(Records from a collection of figures)
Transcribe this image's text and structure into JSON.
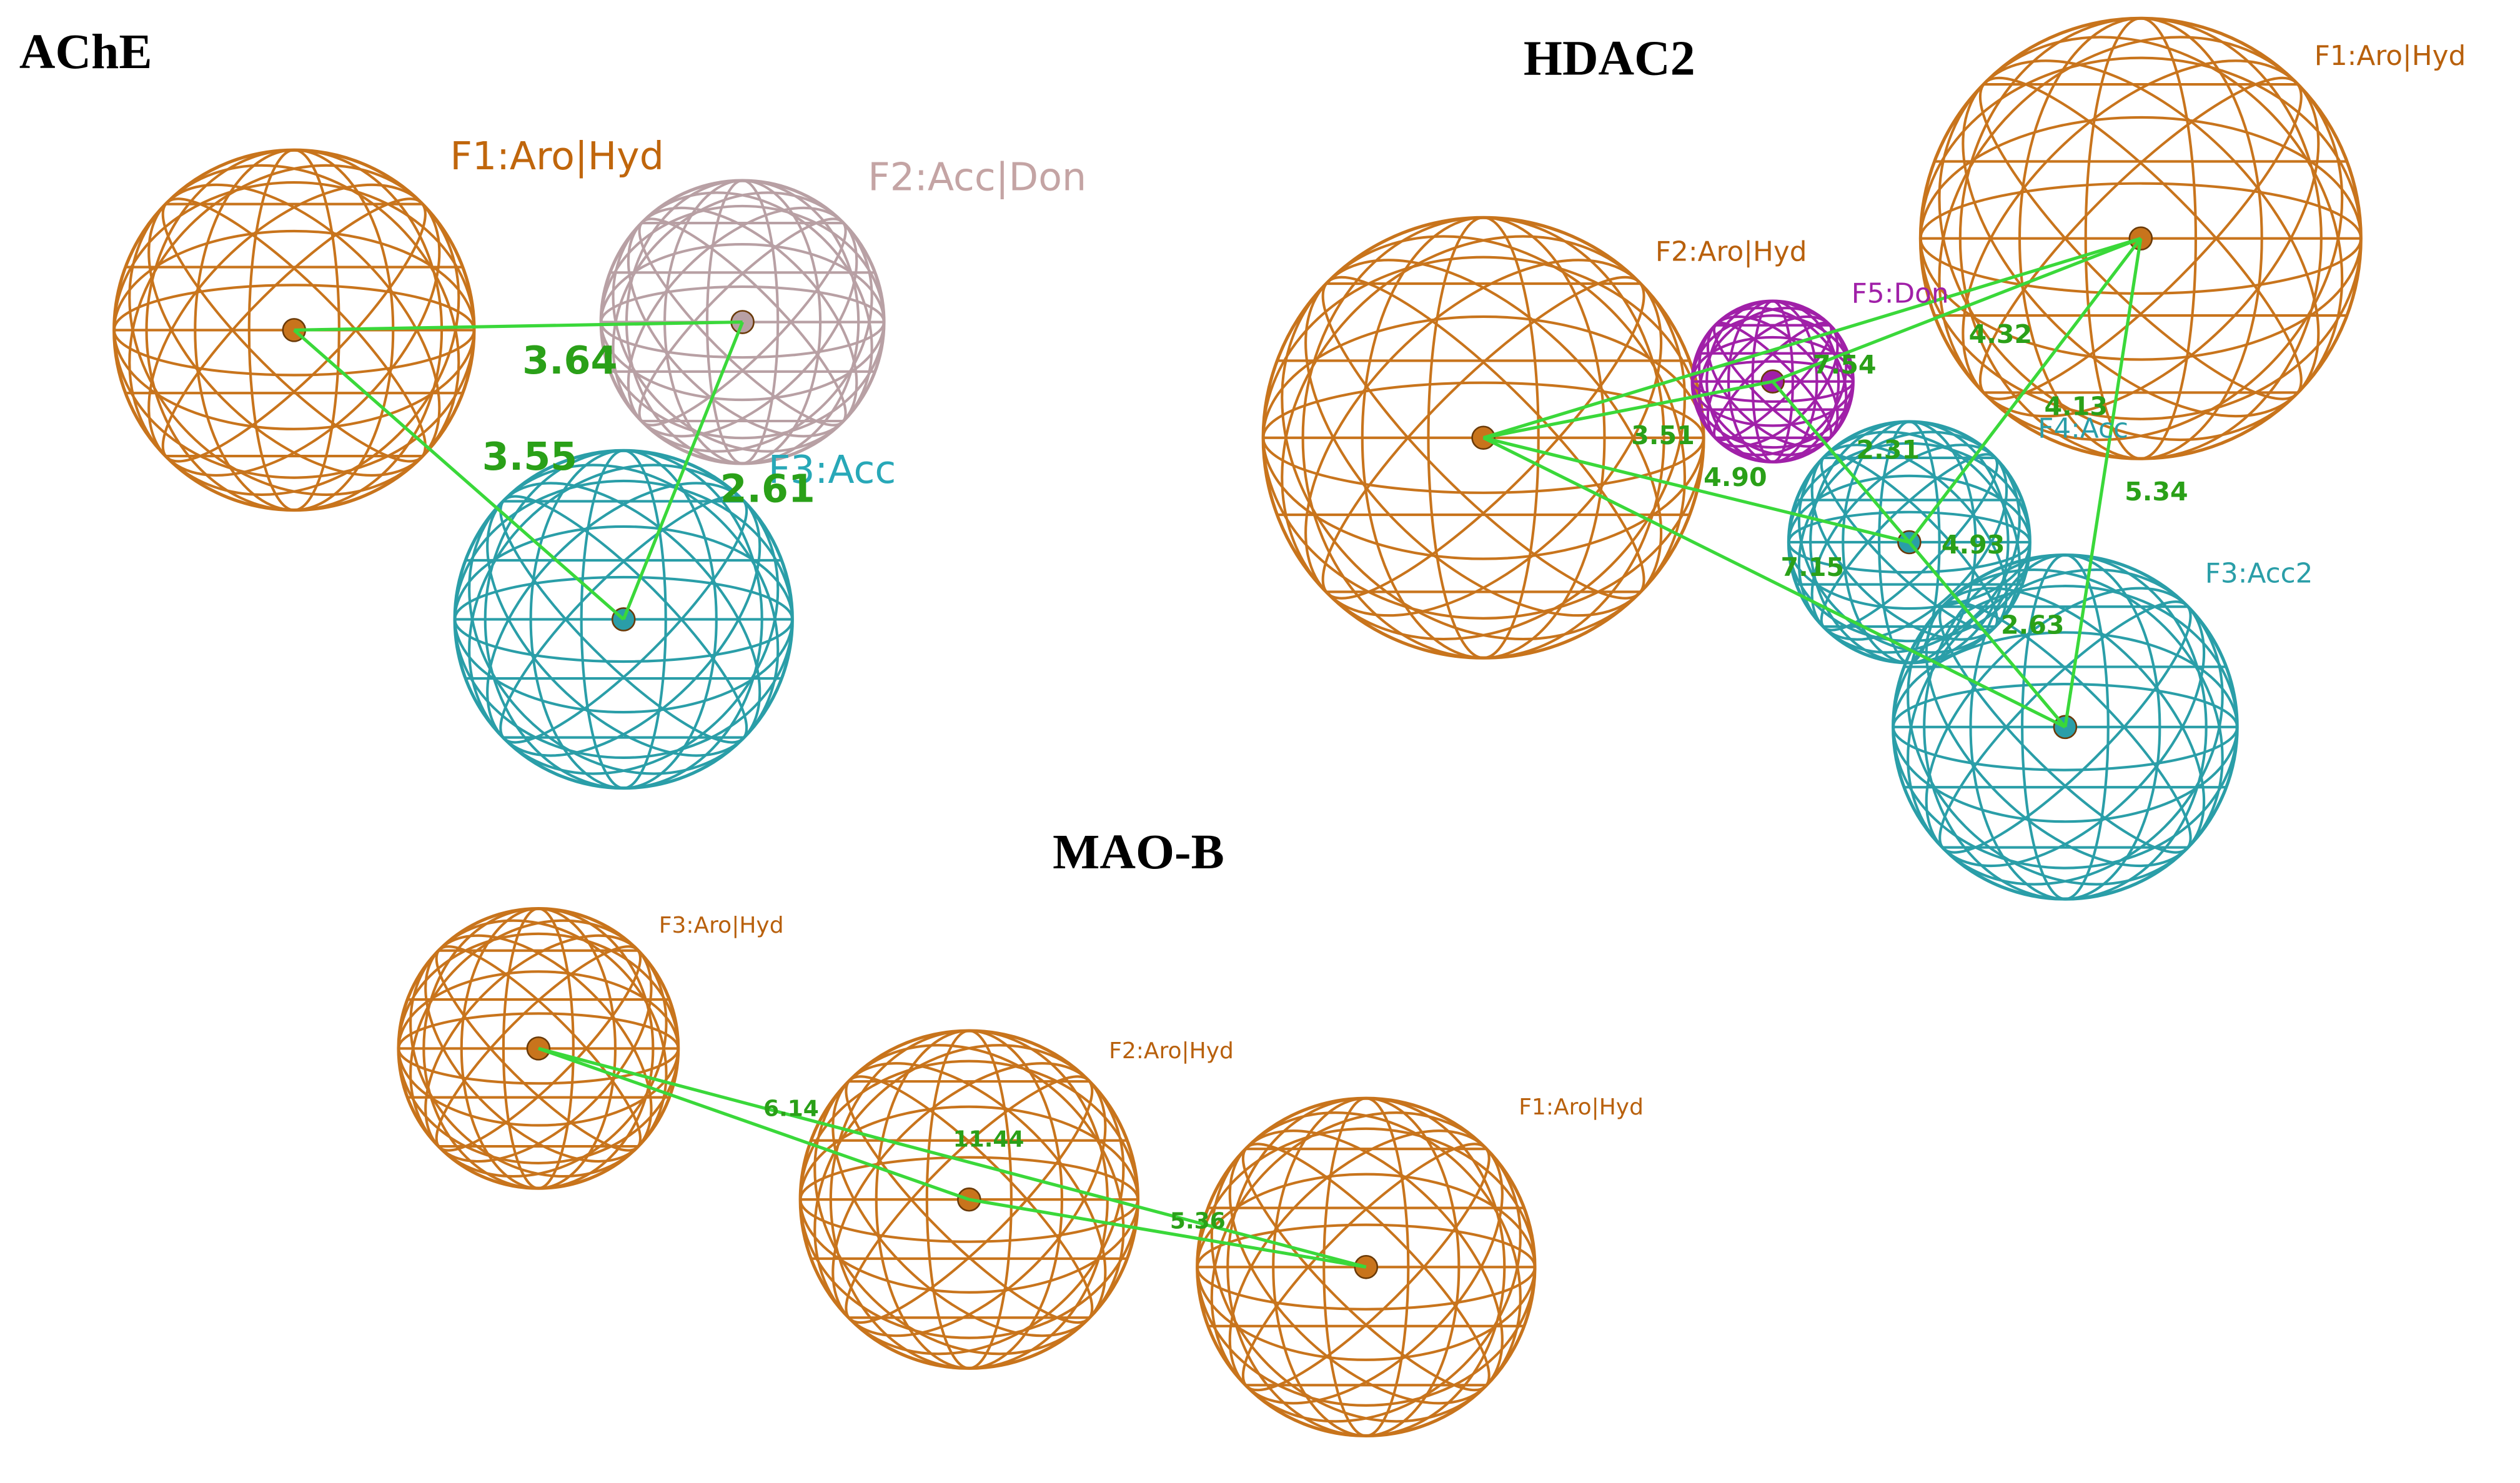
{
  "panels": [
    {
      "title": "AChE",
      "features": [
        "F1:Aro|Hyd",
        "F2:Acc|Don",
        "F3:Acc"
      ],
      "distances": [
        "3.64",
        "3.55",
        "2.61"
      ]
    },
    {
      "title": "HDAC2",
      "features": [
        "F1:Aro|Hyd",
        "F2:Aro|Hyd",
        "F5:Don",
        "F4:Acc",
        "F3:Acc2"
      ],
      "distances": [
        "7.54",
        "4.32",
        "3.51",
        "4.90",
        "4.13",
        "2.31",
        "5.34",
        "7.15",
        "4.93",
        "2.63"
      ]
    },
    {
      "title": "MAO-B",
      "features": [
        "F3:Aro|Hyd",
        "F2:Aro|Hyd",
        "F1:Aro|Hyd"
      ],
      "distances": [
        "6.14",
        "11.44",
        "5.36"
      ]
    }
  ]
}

> _Aim of the task_
Pictures are not part of the copy; reproduce everything else in the records exactly.

> _Result_
Transcribe this image's text and structure into JSON.
{
  "panels": [
    {
      "title": "AChE",
      "features": [
        "F1:Aro|Hyd",
        "F2:Acc|Don",
        "F3:Acc"
      ],
      "distances": [
        "3.64",
        "3.55",
        "2.61"
      ]
    },
    {
      "title": "HDAC2",
      "features": [
        "F1:Aro|Hyd",
        "F2:Aro|Hyd",
        "F5:Don",
        "F4:Acc",
        "F3:Acc2"
      ],
      "distances": [
        "7.54",
        "4.32",
        "3.51",
        "4.90",
        "4.13",
        "2.31",
        "5.34",
        "7.15",
        "4.93",
        "2.63"
      ]
    },
    {
      "title": "MAO-B",
      "features": [
        "F3:Aro|Hyd",
        "F2:Aro|Hyd",
        "F1:Aro|Hyd"
      ],
      "distances": [
        "6.14",
        "11.44",
        "5.36"
      ]
    }
  ]
}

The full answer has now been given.